Exercise directions → Can you output the records below exactly as they are written?

Data in this exercise →

------------------------------

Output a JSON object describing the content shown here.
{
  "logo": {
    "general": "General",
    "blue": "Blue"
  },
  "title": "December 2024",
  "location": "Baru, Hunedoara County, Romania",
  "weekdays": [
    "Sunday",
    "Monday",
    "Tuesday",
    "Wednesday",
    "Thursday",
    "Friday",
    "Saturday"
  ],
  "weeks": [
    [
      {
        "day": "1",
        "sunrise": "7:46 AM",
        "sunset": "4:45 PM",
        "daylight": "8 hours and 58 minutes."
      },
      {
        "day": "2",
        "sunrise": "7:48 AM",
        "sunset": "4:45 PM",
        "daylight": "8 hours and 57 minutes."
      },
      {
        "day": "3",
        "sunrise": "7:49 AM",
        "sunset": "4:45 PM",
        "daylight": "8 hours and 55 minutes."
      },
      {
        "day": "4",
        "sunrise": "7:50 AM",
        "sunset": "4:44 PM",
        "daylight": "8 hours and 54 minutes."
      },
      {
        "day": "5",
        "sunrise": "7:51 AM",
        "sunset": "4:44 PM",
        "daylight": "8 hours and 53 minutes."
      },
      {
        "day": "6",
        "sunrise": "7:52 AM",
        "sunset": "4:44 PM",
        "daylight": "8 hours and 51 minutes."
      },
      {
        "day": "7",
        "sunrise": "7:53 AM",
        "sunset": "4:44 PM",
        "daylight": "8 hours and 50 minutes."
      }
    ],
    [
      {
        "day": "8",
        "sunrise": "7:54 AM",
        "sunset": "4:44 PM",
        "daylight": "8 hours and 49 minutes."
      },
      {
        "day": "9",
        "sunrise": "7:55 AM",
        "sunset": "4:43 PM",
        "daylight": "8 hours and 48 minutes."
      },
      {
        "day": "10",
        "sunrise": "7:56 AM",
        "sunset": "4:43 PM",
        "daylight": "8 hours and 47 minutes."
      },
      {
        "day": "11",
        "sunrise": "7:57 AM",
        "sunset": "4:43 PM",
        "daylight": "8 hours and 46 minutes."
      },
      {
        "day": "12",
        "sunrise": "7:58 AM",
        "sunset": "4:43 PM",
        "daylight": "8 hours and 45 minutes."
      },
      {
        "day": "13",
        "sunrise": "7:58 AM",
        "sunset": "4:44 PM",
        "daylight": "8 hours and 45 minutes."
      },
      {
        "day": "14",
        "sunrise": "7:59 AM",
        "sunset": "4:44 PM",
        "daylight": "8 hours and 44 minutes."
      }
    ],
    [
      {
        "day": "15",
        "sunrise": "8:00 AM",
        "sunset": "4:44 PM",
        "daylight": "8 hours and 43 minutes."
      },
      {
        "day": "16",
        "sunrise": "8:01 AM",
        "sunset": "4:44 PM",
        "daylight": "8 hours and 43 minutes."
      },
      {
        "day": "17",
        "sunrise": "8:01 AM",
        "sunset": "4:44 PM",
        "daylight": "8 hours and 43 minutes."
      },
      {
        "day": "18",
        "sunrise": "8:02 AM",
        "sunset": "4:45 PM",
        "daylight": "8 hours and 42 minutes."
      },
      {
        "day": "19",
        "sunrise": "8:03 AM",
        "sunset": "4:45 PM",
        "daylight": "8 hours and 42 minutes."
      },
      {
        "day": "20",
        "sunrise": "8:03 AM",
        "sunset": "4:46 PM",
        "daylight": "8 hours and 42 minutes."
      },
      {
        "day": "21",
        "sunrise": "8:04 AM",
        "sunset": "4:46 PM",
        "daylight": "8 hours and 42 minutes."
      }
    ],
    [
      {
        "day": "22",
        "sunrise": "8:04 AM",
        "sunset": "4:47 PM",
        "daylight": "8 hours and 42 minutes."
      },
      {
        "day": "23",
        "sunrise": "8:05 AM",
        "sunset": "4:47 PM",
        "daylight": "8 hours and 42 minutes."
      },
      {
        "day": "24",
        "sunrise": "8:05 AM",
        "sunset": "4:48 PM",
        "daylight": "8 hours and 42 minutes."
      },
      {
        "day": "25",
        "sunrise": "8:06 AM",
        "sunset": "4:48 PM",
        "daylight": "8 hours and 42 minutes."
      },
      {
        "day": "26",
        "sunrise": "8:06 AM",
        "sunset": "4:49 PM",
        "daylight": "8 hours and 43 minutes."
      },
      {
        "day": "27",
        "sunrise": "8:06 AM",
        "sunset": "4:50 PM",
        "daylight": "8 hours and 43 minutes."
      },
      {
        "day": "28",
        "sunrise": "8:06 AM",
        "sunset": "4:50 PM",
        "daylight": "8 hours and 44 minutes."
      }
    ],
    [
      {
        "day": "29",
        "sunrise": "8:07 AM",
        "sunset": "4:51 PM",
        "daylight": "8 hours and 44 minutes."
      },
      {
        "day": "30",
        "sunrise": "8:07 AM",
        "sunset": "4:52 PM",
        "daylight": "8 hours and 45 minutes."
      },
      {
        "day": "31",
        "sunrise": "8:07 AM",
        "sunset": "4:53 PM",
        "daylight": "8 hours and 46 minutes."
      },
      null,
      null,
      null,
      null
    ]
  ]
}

------------------------------

Output →
Output a JSON object describing the content shown here.
{
  "logo": {
    "general": "General",
    "blue": "Blue"
  },
  "title": "December 2024",
  "location": "Baru, Hunedoara County, Romania",
  "weekdays": [
    "Sunday",
    "Monday",
    "Tuesday",
    "Wednesday",
    "Thursday",
    "Friday",
    "Saturday"
  ],
  "weeks": [
    [
      {
        "day": "1",
        "sunrise": "7:46 AM",
        "sunset": "4:45 PM",
        "daylight": "8 hours and 58 minutes."
      },
      {
        "day": "2",
        "sunrise": "7:48 AM",
        "sunset": "4:45 PM",
        "daylight": "8 hours and 57 minutes."
      },
      {
        "day": "3",
        "sunrise": "7:49 AM",
        "sunset": "4:45 PM",
        "daylight": "8 hours and 55 minutes."
      },
      {
        "day": "4",
        "sunrise": "7:50 AM",
        "sunset": "4:44 PM",
        "daylight": "8 hours and 54 minutes."
      },
      {
        "day": "5",
        "sunrise": "7:51 AM",
        "sunset": "4:44 PM",
        "daylight": "8 hours and 53 minutes."
      },
      {
        "day": "6",
        "sunrise": "7:52 AM",
        "sunset": "4:44 PM",
        "daylight": "8 hours and 51 minutes."
      },
      {
        "day": "7",
        "sunrise": "7:53 AM",
        "sunset": "4:44 PM",
        "daylight": "8 hours and 50 minutes."
      }
    ],
    [
      {
        "day": "8",
        "sunrise": "7:54 AM",
        "sunset": "4:44 PM",
        "daylight": "8 hours and 49 minutes."
      },
      {
        "day": "9",
        "sunrise": "7:55 AM",
        "sunset": "4:43 PM",
        "daylight": "8 hours and 48 minutes."
      },
      {
        "day": "10",
        "sunrise": "7:56 AM",
        "sunset": "4:43 PM",
        "daylight": "8 hours and 47 minutes."
      },
      {
        "day": "11",
        "sunrise": "7:57 AM",
        "sunset": "4:43 PM",
        "daylight": "8 hours and 46 minutes."
      },
      {
        "day": "12",
        "sunrise": "7:58 AM",
        "sunset": "4:43 PM",
        "daylight": "8 hours and 45 minutes."
      },
      {
        "day": "13",
        "sunrise": "7:58 AM",
        "sunset": "4:44 PM",
        "daylight": "8 hours and 45 minutes."
      },
      {
        "day": "14",
        "sunrise": "7:59 AM",
        "sunset": "4:44 PM",
        "daylight": "8 hours and 44 minutes."
      }
    ],
    [
      {
        "day": "15",
        "sunrise": "8:00 AM",
        "sunset": "4:44 PM",
        "daylight": "8 hours and 43 minutes."
      },
      {
        "day": "16",
        "sunrise": "8:01 AM",
        "sunset": "4:44 PM",
        "daylight": "8 hours and 43 minutes."
      },
      {
        "day": "17",
        "sunrise": "8:01 AM",
        "sunset": "4:44 PM",
        "daylight": "8 hours and 43 minutes."
      },
      {
        "day": "18",
        "sunrise": "8:02 AM",
        "sunset": "4:45 PM",
        "daylight": "8 hours and 42 minutes."
      },
      {
        "day": "19",
        "sunrise": "8:03 AM",
        "sunset": "4:45 PM",
        "daylight": "8 hours and 42 minutes."
      },
      {
        "day": "20",
        "sunrise": "8:03 AM",
        "sunset": "4:46 PM",
        "daylight": "8 hours and 42 minutes."
      },
      {
        "day": "21",
        "sunrise": "8:04 AM",
        "sunset": "4:46 PM",
        "daylight": "8 hours and 42 minutes."
      }
    ],
    [
      {
        "day": "22",
        "sunrise": "8:04 AM",
        "sunset": "4:47 PM",
        "daylight": "8 hours and 42 minutes."
      },
      {
        "day": "23",
        "sunrise": "8:05 AM",
        "sunset": "4:47 PM",
        "daylight": "8 hours and 42 minutes."
      },
      {
        "day": "24",
        "sunrise": "8:05 AM",
        "sunset": "4:48 PM",
        "daylight": "8 hours and 42 minutes."
      },
      {
        "day": "25",
        "sunrise": "8:06 AM",
        "sunset": "4:48 PM",
        "daylight": "8 hours and 42 minutes."
      },
      {
        "day": "26",
        "sunrise": "8:06 AM",
        "sunset": "4:49 PM",
        "daylight": "8 hours and 43 minutes."
      },
      {
        "day": "27",
        "sunrise": "8:06 AM",
        "sunset": "4:50 PM",
        "daylight": "8 hours and 43 minutes."
      },
      {
        "day": "28",
        "sunrise": "8:06 AM",
        "sunset": "4:50 PM",
        "daylight": "8 hours and 44 minutes."
      }
    ],
    [
      {
        "day": "29",
        "sunrise": "8:07 AM",
        "sunset": "4:51 PM",
        "daylight": "8 hours and 44 minutes."
      },
      {
        "day": "30",
        "sunrise": "8:07 AM",
        "sunset": "4:52 PM",
        "daylight": "8 hours and 45 minutes."
      },
      {
        "day": "31",
        "sunrise": "8:07 AM",
        "sunset": "4:53 PM",
        "daylight": "8 hours and 46 minutes."
      },
      null,
      null,
      null,
      null
    ]
  ]
}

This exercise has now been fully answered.